Search the material and gather each line with "this" in it.

TASK DATA
+++++

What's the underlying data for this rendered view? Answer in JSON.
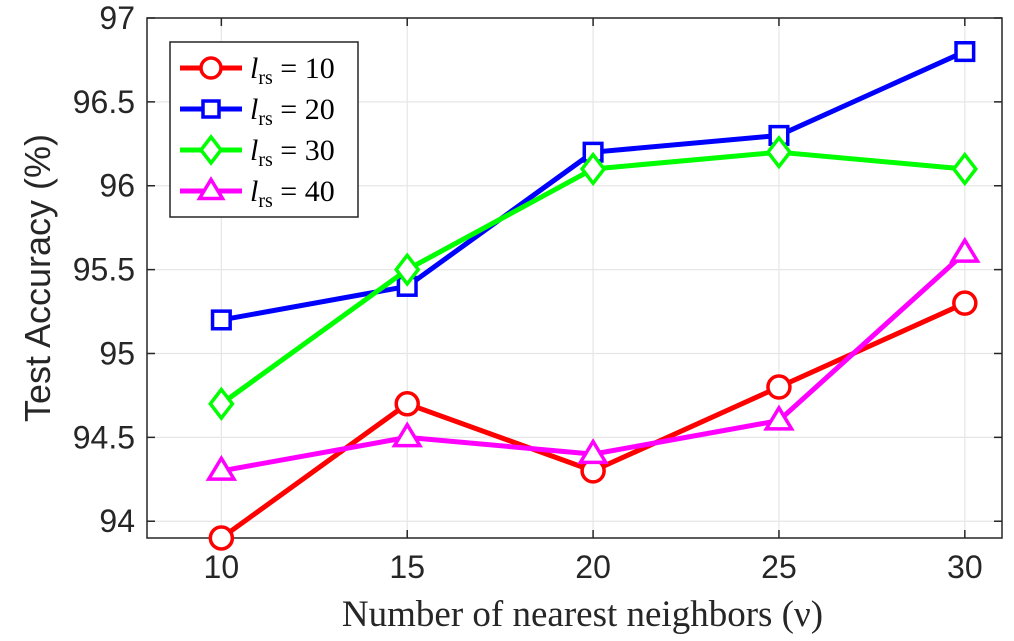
{
  "chart_data": {
    "type": "line",
    "title": "",
    "xlabel": "Number of nearest neighbors (ν)",
    "ylabel": "Test Accuracy (%)",
    "x": [
      10,
      15,
      20,
      25,
      30
    ],
    "xlim": [
      8,
      31
    ],
    "ylim": [
      93.9,
      97
    ],
    "xticks": [
      10,
      15,
      20,
      25,
      30
    ],
    "xtick_labels": [
      "10",
      "15",
      "20",
      "25",
      "30"
    ],
    "yticks": [
      94,
      94.5,
      95,
      95.5,
      96,
      96.5,
      97
    ],
    "ytick_labels": [
      "94",
      "94.5",
      "95",
      "95.5",
      "96",
      "96.5",
      "97"
    ],
    "grid": true,
    "legend_position": "top-left",
    "series": [
      {
        "name": "l_rs = 10",
        "legend_var": "l",
        "legend_sub": "rs",
        "legend_value": "= 10",
        "color": "#ff0000",
        "marker": "circle",
        "values": [
          93.9,
          94.7,
          94.3,
          94.8,
          95.3
        ]
      },
      {
        "name": "l_rs = 20",
        "legend_var": "l",
        "legend_sub": "rs",
        "legend_value": "= 20",
        "color": "#0000ff",
        "marker": "square",
        "values": [
          95.2,
          95.4,
          96.2,
          96.3,
          96.8
        ]
      },
      {
        "name": "l_rs = 30",
        "legend_var": "l",
        "legend_sub": "rs",
        "legend_value": "= 30",
        "color": "#00ff00",
        "marker": "diamond",
        "values": [
          94.7,
          95.5,
          96.1,
          96.2,
          96.1
        ]
      },
      {
        "name": "l_rs = 40",
        "legend_var": "l",
        "legend_sub": "rs",
        "legend_value": "= 40",
        "color": "#ff00ff",
        "marker": "triangle",
        "values": [
          94.3,
          94.5,
          94.4,
          94.6,
          95.6
        ]
      }
    ]
  }
}
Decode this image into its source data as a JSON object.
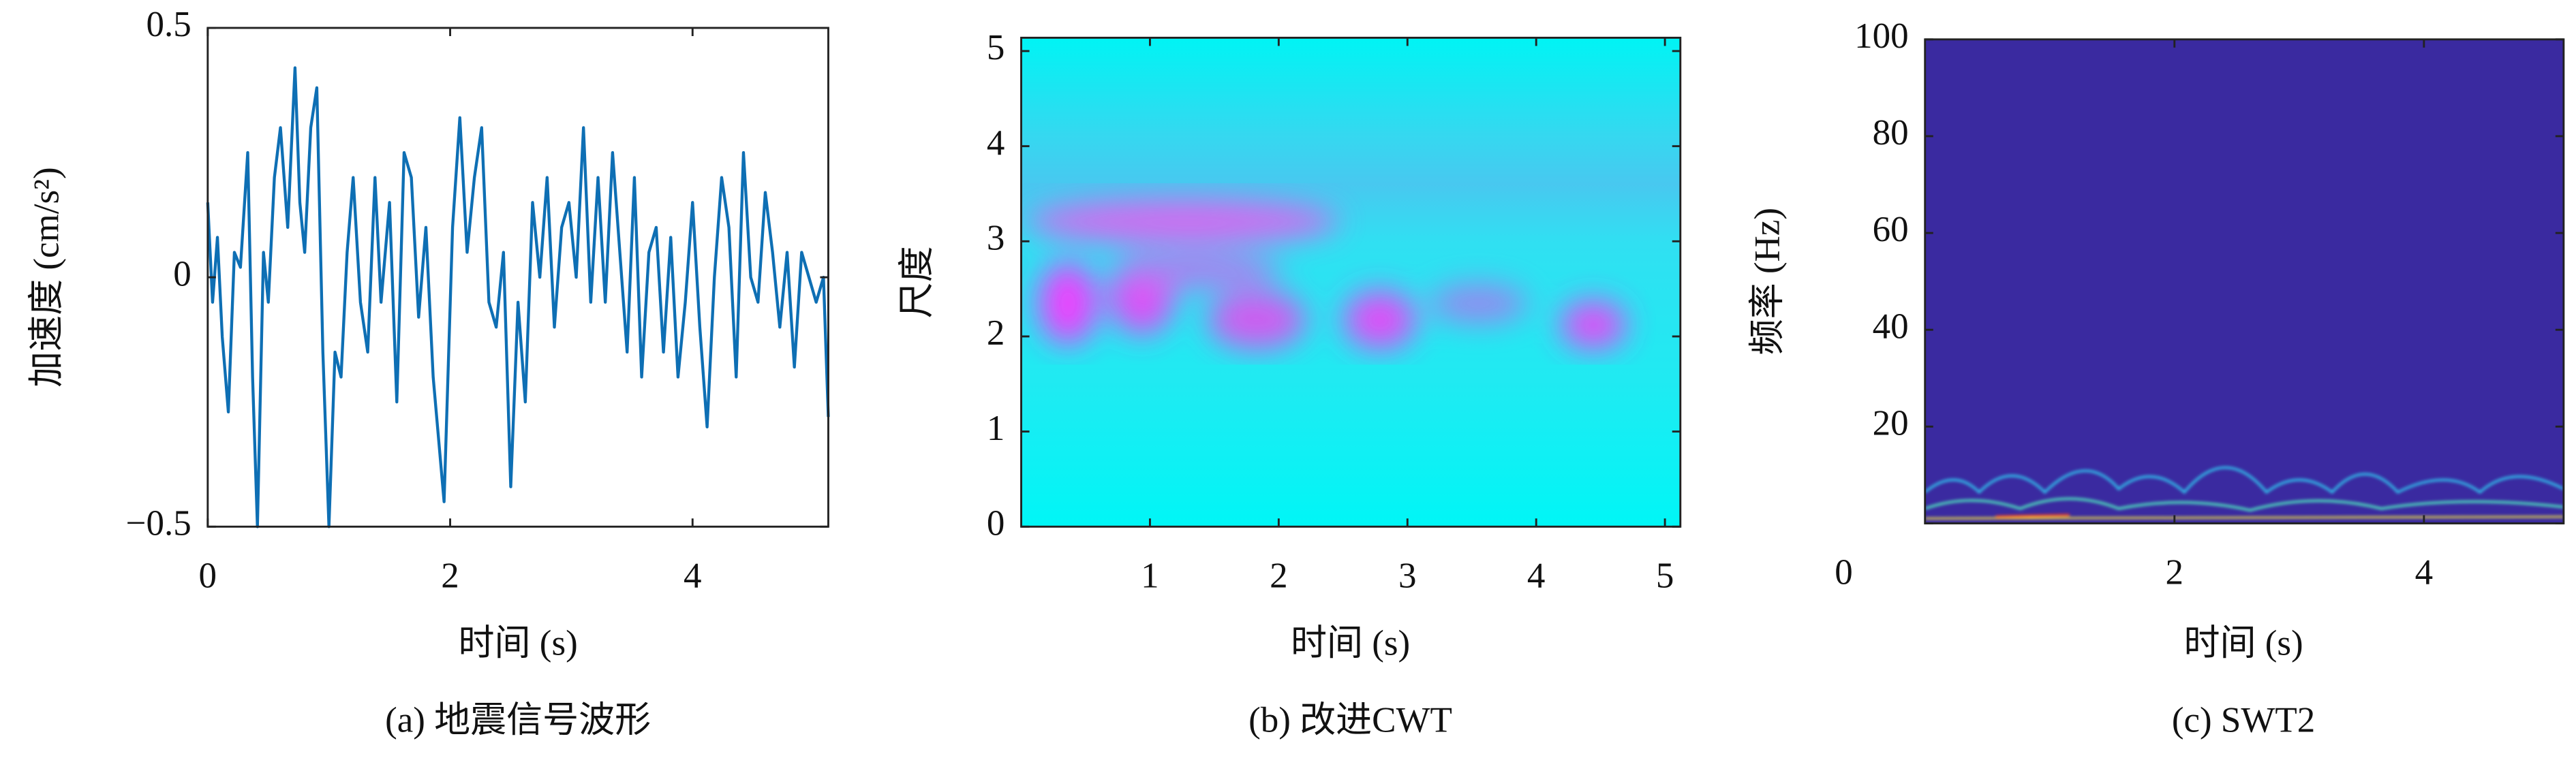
{
  "chart_data": [
    {
      "type": "line",
      "caption": "(a) 地震信号波形",
      "xlabel": "时间 (s)",
      "ylabel": "加速度 (cm/s²)",
      "x": [
        0,
        0.04,
        0.08,
        0.12,
        0.17,
        0.22,
        0.27,
        0.33,
        0.37,
        0.41,
        0.46,
        0.5,
        0.55,
        0.6,
        0.66,
        0.72,
        0.76,
        0.8,
        0.85,
        0.9,
        0.95,
        1.0,
        1.05,
        1.1,
        1.15,
        1.2,
        1.26,
        1.32,
        1.38,
        1.43,
        1.5,
        1.56,
        1.62,
        1.68,
        1.74,
        1.8,
        1.86,
        1.95,
        2.02,
        2.08,
        2.14,
        2.2,
        2.26,
        2.32,
        2.38,
        2.44,
        2.5,
        2.56,
        2.62,
        2.68,
        2.74,
        2.8,
        2.86,
        2.92,
        2.98,
        3.04,
        3.1,
        3.16,
        3.22,
        3.28,
        3.34,
        3.4,
        3.46,
        3.52,
        3.58,
        3.64,
        3.7,
        3.76,
        3.82,
        3.88,
        3.94,
        4.0,
        4.06,
        4.12,
        4.18,
        4.24,
        4.3,
        4.36,
        4.42,
        4.48,
        4.54,
        4.6,
        4.66,
        4.72,
        4.78,
        4.84,
        4.9,
        4.96,
        5.02,
        5.08,
        5.12
      ],
      "values": [
        0.15,
        -0.05,
        0.08,
        -0.12,
        -0.27,
        0.05,
        0.02,
        0.25,
        -0.2,
        -0.5,
        0.05,
        -0.05,
        0.2,
        0.3,
        0.1,
        0.42,
        0.15,
        0.05,
        0.3,
        0.38,
        -0.15,
        -0.5,
        -0.15,
        -0.2,
        0.05,
        0.2,
        -0.05,
        -0.15,
        0.2,
        -0.05,
        0.15,
        -0.25,
        0.25,
        0.2,
        -0.08,
        0.1,
        -0.2,
        -0.45,
        0.1,
        0.32,
        0.05,
        0.2,
        0.3,
        -0.05,
        -0.1,
        0.05,
        -0.42,
        -0.05,
        -0.25,
        0.15,
        0.0,
        0.2,
        -0.1,
        0.1,
        0.15,
        0.0,
        0.3,
        -0.05,
        0.2,
        -0.05,
        0.25,
        0.05,
        -0.15,
        0.2,
        -0.2,
        0.05,
        0.1,
        -0.15,
        0.08,
        -0.2,
        -0.05,
        0.15,
        -0.1,
        -0.3,
        0.0,
        0.2,
        0.1,
        -0.2,
        0.25,
        0.0,
        -0.05,
        0.17,
        0.05,
        -0.1,
        0.05,
        -0.18,
        0.05,
        0.0,
        -0.05,
        0.0,
        -0.28
      ],
      "color": "#0e6fb4",
      "xlim": [
        0,
        5.12
      ],
      "ylim": [
        -0.5,
        0.5
      ],
      "xticks": [
        0,
        2,
        4
      ],
      "yticks": [
        {
          "value": -0.5,
          "label": "−0.5"
        },
        0,
        0.5
      ]
    },
    {
      "type": "heatmap",
      "caption": "(b) 改进CWT",
      "xlabel": "时间 (s)",
      "ylabel": "尺度",
      "xlim": [
        0,
        5.12
      ],
      "ylim": [
        0,
        5.14
      ],
      "xticks": [
        1,
        2,
        3,
        4,
        5
      ],
      "yticks": [
        0,
        1,
        2,
        3,
        4,
        5
      ]
    },
    {
      "type": "heatmap",
      "caption": "(c) SWT2",
      "xlabel": "时间 (s)",
      "ylabel": "频率 (Hz)",
      "xlim": [
        0,
        5.12
      ],
      "ylim": [
        0,
        100
      ],
      "xticks": [
        2,
        4
      ],
      "yticks": [
        0,
        20,
        40,
        60,
        80,
        100
      ]
    }
  ]
}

+++++

EXERCISE SOLUTION
What's the underlying data for this rendered view? Answer in JSON.
Decode this image into its source data as a JSON object.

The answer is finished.